What the task requires: Read through the entries below and return each line with the word "Measurements".

Items from a figure collection:
— START —
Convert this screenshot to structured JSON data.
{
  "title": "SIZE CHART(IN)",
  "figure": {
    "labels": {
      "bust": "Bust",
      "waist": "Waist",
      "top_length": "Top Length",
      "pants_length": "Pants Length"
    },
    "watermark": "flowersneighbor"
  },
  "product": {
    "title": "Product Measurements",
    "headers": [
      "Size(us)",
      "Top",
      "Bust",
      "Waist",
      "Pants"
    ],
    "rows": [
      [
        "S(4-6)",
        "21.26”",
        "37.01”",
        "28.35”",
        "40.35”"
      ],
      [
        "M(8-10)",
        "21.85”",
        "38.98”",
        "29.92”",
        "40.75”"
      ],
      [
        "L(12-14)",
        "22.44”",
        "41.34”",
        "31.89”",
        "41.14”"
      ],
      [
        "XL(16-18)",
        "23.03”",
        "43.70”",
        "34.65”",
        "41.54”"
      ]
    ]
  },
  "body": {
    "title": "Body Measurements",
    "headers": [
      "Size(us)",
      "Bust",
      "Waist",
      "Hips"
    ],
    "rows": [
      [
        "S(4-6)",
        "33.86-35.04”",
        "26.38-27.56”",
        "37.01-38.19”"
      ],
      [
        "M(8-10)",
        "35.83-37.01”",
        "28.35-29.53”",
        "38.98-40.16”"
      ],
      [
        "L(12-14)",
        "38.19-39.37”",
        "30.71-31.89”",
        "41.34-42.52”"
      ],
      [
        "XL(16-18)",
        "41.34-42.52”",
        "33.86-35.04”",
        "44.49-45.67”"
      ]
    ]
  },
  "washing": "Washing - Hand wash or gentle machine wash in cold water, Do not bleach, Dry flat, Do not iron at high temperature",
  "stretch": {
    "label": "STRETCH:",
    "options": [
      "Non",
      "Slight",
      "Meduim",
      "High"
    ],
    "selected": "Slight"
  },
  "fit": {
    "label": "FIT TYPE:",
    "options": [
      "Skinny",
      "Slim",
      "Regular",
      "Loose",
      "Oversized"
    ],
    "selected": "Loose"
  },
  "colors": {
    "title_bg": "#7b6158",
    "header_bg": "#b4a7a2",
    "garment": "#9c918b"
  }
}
— END —
— START —
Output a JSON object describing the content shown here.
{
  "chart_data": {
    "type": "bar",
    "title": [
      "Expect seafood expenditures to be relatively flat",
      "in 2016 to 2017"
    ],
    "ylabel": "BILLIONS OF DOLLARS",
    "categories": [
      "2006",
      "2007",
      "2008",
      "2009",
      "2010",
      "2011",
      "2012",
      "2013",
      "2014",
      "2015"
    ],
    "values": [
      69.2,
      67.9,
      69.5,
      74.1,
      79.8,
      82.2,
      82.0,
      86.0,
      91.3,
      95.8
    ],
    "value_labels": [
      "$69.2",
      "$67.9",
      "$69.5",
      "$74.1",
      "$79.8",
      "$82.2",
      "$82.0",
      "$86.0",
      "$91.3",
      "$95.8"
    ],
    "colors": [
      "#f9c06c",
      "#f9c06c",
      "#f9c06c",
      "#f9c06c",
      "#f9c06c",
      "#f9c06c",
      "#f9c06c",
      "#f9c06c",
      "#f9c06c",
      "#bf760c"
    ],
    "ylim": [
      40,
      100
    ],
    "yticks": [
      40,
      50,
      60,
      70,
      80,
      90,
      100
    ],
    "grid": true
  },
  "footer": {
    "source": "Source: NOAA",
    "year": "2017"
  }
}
— END —
Solution for this task:
    "title": "Product Measurements",
    "title": "Body Measurements",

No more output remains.